:: What the task requires ::
Transcribe the records that follow, preserving every word.

:: Provided data ::

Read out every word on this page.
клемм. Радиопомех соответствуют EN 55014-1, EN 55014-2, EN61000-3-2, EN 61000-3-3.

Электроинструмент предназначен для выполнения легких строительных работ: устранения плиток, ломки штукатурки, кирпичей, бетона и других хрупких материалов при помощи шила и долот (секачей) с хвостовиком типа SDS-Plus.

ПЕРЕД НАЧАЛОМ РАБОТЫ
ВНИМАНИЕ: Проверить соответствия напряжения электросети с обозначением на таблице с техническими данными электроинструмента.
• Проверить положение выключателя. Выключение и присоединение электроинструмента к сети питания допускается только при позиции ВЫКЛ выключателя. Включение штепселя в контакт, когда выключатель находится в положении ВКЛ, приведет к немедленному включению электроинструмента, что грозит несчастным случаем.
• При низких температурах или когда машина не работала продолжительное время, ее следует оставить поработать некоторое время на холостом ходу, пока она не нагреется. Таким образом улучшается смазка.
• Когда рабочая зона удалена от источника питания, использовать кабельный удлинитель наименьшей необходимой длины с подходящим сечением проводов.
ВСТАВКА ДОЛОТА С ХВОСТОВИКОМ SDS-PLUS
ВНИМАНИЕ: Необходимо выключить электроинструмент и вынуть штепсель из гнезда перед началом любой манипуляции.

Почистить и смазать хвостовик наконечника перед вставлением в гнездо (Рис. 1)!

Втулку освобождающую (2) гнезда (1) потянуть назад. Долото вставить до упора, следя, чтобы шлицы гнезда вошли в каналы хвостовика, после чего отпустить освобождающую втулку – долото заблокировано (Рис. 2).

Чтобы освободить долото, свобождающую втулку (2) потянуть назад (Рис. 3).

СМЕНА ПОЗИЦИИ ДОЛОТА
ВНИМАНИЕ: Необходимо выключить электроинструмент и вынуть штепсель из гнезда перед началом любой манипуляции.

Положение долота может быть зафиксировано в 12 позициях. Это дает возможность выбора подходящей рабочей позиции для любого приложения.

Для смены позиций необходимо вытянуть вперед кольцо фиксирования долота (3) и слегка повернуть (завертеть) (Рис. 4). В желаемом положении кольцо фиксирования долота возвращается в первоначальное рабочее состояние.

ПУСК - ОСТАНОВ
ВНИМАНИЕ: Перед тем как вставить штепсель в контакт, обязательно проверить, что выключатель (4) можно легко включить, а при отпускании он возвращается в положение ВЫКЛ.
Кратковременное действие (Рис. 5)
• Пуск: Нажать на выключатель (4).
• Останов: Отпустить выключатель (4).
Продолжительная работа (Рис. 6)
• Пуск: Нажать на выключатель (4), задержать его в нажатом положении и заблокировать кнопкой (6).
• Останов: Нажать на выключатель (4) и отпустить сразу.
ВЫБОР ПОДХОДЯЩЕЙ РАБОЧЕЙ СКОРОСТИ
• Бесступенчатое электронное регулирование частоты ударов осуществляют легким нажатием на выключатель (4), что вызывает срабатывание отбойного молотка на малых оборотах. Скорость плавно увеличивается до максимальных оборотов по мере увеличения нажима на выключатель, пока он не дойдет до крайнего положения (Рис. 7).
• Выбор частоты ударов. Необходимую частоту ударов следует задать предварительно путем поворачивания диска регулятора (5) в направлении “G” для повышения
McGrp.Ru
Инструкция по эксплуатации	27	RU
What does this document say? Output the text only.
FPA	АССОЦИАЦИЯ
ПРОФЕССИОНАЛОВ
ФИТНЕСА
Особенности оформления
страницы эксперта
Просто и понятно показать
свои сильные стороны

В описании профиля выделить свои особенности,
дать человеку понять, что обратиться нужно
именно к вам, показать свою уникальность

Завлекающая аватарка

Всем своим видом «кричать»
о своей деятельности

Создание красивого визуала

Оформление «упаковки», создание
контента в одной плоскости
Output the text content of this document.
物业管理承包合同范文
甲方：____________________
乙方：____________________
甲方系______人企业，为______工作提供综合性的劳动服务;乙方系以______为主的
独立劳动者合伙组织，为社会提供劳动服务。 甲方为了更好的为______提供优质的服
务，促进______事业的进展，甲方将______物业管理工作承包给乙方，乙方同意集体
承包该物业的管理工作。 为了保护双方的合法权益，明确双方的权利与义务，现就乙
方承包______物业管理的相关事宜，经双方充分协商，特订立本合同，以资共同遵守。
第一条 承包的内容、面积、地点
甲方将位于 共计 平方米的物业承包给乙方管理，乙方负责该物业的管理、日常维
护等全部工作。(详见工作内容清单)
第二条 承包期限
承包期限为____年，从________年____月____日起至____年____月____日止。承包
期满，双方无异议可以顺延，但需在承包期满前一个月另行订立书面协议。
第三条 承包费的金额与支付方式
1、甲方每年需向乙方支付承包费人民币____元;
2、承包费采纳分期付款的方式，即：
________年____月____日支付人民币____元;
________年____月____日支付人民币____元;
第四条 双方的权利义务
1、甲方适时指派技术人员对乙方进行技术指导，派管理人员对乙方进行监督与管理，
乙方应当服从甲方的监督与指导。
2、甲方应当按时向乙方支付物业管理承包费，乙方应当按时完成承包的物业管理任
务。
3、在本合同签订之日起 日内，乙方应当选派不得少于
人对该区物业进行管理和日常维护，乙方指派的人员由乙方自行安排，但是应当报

:: Task answer ::
Read out every word on this page.
клемм. Радиопомех соответствуют EN 55014-1, EN 55014-2, EN61000-3-2, EN 61000-3-3.

Электроинструмент предназначен для выполнения легких строительных работ: устранения плиток, ломки штукатурки, кирпичей, бетона и других хрупких материалов при помощи шила и долот (секачей) с хвостовиком типа SDS-Plus.

ПЕРЕД НАЧАЛОМ РАБОТЫ
ВНИМАНИЕ: Проверить соответствия напряжения электросети с обозначением на таблице с техническими данными электроинструмента.
• Проверить положение выключателя. Выключение и присоединение электроинструмента к сети питания допускается только при позиции ВЫКЛ выключателя. Включение штепселя в контакт, когда выключатель находится в положении ВКЛ, приведет к немедленному включению электроинструмента, что грозит несчастным случаем.
• При низких температурах или когда машина не работала продолжительное время, ее следует оставить поработать некоторое время на холостом ходу, пока она не нагреется. Таким образом улучшается смазка.
• Когда рабочая зона удалена от источника питания, использовать кабельный удлинитель наименьшей необходимой длины с подходящим сечением проводов.
ВСТАВКА ДОЛОТА С ХВОСТОВИКОМ SDS-PLUS
ВНИМАНИЕ: Необходимо выключить электроинструмент и вынуть штепсель из гнезда перед началом любой манипуляции.

Почистить и смазать хвостовик наконечника перед вставлением в гнездо (Рис. 1)!

Втулку освобождающую (2) гнезда (1) потянуть назад. Долото вставить до упора, следя, чтобы шлицы гнезда вошли в каналы хвостовика, после чего отпустить освобождающую втулку – долото заблокировано (Рис. 2).

Чтобы освободить долото, свобождающую втулку (2) потянуть назад (Рис. 3).

СМЕНА ПОЗИЦИИ ДОЛОТА
ВНИМАНИЕ: Необходимо выключить электроинструмент и вынуть штепсель из гнезда перед началом любой манипуляции.

Положение долота может быть зафиксировано в 12 позициях. Это дает возможность выбора подходящей рабочей позиции для любого приложения.

Для смены позиций необходимо вытянуть вперед кольцо фиксирования долота (3) и слегка повернуть (завертеть) (Рис. 4). В желаемом положении кольцо фиксирования долота возвращается в первоначальное рабочее состояние.

ПУСК - ОСТАНОВ
ВНИМАНИЕ: Перед тем как вставить штепсель в контакт, обязательно проверить, что выключатель (4) можно легко включить, а при отпускании он возвращается в положение ВЫКЛ.
Кратковременное действие (Рис. 5)
• Пуск: Нажать на выключатель (4).
• Останов: Отпустить выключатель (4).
Продолжительная работа (Рис. 6)
• Пуск: Нажать на выключатель (4), задержать его в нажатом положении и заблокировать кнопкой (6).
• Останов: Нажать на выключатель (4) и отпустить сразу.
ВЫБОР ПОДХОДЯЩЕЙ РАБОЧЕЙ СКОРОСТИ
• Бесступенчатое электронное регулирование частоты ударов осуществляют легким нажатием на выключатель (4), что вызывает срабатывание отбойного молотка на малых оборотах. Скорость плавно увеличивается до максимальных оборотов по мере увеличения нажима на выключатель, пока он не дойдет до крайнего положения (Рис. 7).
• Выбор частоты ударов. Необходимую частоту ударов следует задать предварительно путем поворачивания диска регулятора (5) в направлении “G” для повышения
McGrp.Ru
Инструкция по эксплуатации	27	RU
What does this document say? Output the text only.
FPA	АССОЦИАЦИЯ
ПРОФЕССИОНАЛОВ
ФИТНЕСА
Особенности оформления
страницы эксперта
Просто и понятно показать
свои сильные стороны

В описании профиля выделить свои особенности,
дать человеку понять, что обратиться нужно
именно к вам, показать свою уникальность

Завлекающая аватарка

Всем своим видом «кричать»
о своей деятельности

Создание красивого визуала

Оформление «упаковки», создание
контента в одной плоскости
Output the text content of this document.
物业管理承包合同范文
甲方：____________________
乙方：____________________
甲方系______人企业，为______工作提供综合性的劳动服务;乙方系以______为主的
独立劳动者合伙组织，为社会提供劳动服务。 甲方为了更好的为______提供优质的服
务，促进______事业的进展，甲方将______物业管理工作承包给乙方，乙方同意集体
承包该物业的管理工作。 为了保护双方的合法权益，明确双方的权利与义务，现就乙
方承包______物业管理的相关事宜，经双方充分协商，特订立本合同，以资共同遵守。
第一条 承包的内容、面积、地点
甲方将位于 共计 平方米的物业承包给乙方管理，乙方负责该物业的管理、日常维
护等全部工作。(详见工作内容清单)
第二条 承包期限
承包期限为____年，从________年____月____日起至____年____月____日止。承包
期满，双方无异议可以顺延，但需在承包期满前一个月另行订立书面协议。
第三条 承包费的金额与支付方式
1、甲方每年需向乙方支付承包费人民币____元;
2、承包费采纳分期付款的方式，即：
________年____月____日支付人民币____元;
________年____月____日支付人民币____元;
第四条 双方的权利义务
1、甲方适时指派技术人员对乙方进行技术指导，派管理人员对乙方进行监督与管理，
乙方应当服从甲方的监督与指导。
2、甲方应当按时向乙方支付物业管理承包费，乙方应当按时完成承包的物业管理任
务。
3、在本合同签订之日起 日内，乙方应当选派不得少于
人对该区物业进行管理和日常维护，乙方指派的人员由乙方自行安排，但是应当报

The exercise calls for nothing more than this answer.